======== The data ========
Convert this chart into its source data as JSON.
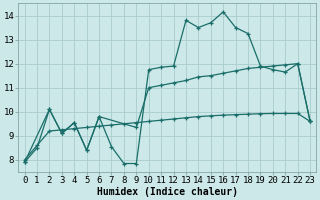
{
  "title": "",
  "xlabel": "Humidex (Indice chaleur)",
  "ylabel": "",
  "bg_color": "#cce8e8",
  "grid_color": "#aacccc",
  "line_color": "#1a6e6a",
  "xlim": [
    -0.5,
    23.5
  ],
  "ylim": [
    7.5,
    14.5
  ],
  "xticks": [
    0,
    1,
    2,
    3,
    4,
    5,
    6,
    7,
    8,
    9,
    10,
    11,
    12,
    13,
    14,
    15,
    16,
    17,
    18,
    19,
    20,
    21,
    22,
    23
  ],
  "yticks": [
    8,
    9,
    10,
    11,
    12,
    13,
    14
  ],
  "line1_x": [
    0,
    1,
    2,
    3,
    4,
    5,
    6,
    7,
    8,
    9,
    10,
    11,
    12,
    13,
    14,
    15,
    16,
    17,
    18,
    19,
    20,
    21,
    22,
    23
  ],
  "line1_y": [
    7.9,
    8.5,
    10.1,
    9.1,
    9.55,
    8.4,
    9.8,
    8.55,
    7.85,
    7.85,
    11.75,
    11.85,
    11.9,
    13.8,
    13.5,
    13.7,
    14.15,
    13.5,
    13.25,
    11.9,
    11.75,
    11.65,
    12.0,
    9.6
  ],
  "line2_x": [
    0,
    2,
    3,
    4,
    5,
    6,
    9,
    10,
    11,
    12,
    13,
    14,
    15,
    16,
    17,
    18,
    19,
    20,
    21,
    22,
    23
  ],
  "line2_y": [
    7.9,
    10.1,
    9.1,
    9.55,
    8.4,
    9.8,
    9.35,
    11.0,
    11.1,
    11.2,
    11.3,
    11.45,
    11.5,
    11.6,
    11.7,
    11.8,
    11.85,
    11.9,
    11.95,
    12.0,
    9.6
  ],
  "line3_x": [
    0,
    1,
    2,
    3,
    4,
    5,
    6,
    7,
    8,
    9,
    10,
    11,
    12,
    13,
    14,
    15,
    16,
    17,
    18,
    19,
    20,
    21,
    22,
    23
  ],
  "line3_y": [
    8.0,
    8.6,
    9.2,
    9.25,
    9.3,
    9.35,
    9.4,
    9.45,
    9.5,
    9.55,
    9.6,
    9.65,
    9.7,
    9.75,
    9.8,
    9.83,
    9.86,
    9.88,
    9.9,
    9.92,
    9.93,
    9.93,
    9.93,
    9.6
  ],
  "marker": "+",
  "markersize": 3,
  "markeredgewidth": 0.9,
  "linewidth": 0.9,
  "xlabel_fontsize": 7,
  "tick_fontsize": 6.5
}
========
======== The data ========
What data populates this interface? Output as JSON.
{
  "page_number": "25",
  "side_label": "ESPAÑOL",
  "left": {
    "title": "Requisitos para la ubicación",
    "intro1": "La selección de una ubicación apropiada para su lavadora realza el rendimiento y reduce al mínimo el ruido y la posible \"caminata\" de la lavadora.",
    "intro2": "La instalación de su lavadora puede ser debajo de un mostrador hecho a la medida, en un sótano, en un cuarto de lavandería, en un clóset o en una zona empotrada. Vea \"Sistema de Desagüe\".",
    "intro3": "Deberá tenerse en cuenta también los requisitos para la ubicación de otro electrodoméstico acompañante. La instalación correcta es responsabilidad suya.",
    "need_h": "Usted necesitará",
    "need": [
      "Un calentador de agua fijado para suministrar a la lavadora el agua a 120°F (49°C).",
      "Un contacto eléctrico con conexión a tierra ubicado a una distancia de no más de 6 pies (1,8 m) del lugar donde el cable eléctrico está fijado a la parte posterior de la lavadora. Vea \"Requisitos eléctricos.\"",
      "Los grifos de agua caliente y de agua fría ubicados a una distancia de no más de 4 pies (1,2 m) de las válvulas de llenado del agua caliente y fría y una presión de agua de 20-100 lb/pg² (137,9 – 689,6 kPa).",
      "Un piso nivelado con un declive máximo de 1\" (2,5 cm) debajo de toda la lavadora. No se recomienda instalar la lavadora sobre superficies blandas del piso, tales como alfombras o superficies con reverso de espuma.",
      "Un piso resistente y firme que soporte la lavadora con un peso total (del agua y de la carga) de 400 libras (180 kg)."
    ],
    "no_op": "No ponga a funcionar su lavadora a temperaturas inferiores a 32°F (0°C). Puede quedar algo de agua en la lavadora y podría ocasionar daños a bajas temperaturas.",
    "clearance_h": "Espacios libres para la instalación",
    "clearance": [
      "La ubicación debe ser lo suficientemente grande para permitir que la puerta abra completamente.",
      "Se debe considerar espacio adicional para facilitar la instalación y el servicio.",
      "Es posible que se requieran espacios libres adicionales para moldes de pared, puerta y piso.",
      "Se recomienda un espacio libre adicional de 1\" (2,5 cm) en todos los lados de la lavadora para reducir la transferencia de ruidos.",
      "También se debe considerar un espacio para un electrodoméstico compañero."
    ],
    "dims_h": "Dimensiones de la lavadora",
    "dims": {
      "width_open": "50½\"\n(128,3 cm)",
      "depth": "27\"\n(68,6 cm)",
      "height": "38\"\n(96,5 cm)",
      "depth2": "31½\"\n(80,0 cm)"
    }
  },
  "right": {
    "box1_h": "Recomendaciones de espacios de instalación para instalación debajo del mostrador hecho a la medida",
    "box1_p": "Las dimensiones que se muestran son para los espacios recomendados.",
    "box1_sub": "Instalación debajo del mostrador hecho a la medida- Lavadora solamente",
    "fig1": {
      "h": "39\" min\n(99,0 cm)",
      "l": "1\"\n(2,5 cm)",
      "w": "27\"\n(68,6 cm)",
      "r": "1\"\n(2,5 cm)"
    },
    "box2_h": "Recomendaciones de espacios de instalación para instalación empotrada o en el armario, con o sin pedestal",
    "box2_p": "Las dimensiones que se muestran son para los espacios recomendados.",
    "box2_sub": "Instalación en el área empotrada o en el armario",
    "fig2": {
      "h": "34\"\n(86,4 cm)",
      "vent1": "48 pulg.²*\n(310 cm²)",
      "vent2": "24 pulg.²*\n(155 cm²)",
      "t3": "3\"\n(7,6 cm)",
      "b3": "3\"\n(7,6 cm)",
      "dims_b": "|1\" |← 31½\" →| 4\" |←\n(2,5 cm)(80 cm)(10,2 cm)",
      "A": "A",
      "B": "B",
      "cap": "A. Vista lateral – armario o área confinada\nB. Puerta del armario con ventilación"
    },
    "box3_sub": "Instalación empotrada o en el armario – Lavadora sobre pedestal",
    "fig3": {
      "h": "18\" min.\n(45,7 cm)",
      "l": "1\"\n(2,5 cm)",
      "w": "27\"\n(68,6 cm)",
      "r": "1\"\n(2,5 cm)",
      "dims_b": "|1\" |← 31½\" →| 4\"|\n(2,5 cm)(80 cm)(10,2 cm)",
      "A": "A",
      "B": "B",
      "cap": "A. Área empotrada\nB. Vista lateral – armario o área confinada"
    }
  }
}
========
Your task:
Using the listing above, pull out all lines that hold the word "ubicación".

The solution:
    "title": "Requisitos para la ubicación",
    "intro1": "La selección de una ubicación apropiada para su lavadora realza el rendimiento y reduce al mínimo el ruido y la posible \"caminata\" de la lavadora.",
    "intro3": "Deberá tenerse en cuenta también los requisitos para la ubicación de otro electrodoméstico acompañante. La instalación correcta es responsabilidad suya.",
      "La ubicación debe ser lo suficientemente grande para permitir que la puerta abra completamente.",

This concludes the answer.